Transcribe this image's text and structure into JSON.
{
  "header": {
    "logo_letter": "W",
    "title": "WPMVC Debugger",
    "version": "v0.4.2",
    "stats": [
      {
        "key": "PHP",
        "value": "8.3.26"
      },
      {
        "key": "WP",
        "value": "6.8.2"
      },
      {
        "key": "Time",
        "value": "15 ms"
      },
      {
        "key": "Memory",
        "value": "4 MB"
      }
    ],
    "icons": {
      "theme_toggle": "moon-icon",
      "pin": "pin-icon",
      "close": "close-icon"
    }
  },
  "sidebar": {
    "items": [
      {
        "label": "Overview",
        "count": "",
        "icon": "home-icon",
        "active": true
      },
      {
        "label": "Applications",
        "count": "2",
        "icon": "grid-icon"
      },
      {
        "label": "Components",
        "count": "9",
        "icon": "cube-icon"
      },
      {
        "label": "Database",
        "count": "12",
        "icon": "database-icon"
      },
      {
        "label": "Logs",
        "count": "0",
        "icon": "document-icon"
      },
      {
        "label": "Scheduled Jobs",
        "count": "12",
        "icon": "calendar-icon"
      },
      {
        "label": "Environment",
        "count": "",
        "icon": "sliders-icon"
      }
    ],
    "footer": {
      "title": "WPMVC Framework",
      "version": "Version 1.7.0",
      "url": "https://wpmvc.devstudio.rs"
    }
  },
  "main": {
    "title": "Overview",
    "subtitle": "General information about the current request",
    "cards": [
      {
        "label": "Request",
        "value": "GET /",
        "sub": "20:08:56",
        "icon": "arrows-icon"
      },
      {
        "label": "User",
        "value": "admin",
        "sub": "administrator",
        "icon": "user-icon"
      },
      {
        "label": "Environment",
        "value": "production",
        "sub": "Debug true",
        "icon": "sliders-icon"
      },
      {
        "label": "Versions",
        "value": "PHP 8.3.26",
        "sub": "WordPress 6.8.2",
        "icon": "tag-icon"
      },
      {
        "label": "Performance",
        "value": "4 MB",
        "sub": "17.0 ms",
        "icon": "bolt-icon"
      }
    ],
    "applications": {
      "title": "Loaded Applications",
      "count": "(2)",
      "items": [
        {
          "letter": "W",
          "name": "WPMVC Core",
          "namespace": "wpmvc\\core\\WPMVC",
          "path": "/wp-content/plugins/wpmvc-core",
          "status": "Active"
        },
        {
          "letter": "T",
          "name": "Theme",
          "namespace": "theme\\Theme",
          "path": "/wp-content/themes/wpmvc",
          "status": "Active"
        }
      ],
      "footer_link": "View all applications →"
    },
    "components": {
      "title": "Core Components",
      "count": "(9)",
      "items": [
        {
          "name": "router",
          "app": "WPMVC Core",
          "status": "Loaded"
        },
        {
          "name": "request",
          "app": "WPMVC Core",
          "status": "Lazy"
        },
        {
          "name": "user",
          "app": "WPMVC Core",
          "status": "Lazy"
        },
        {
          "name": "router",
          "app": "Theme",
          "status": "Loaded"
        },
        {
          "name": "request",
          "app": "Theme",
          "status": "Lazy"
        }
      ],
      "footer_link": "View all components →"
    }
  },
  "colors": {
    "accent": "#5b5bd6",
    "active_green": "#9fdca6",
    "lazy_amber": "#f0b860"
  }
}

######

The request =>
From the data above, count the lines where "namespace" occurs and give that figure and nothing else.

Completed exercise =>
2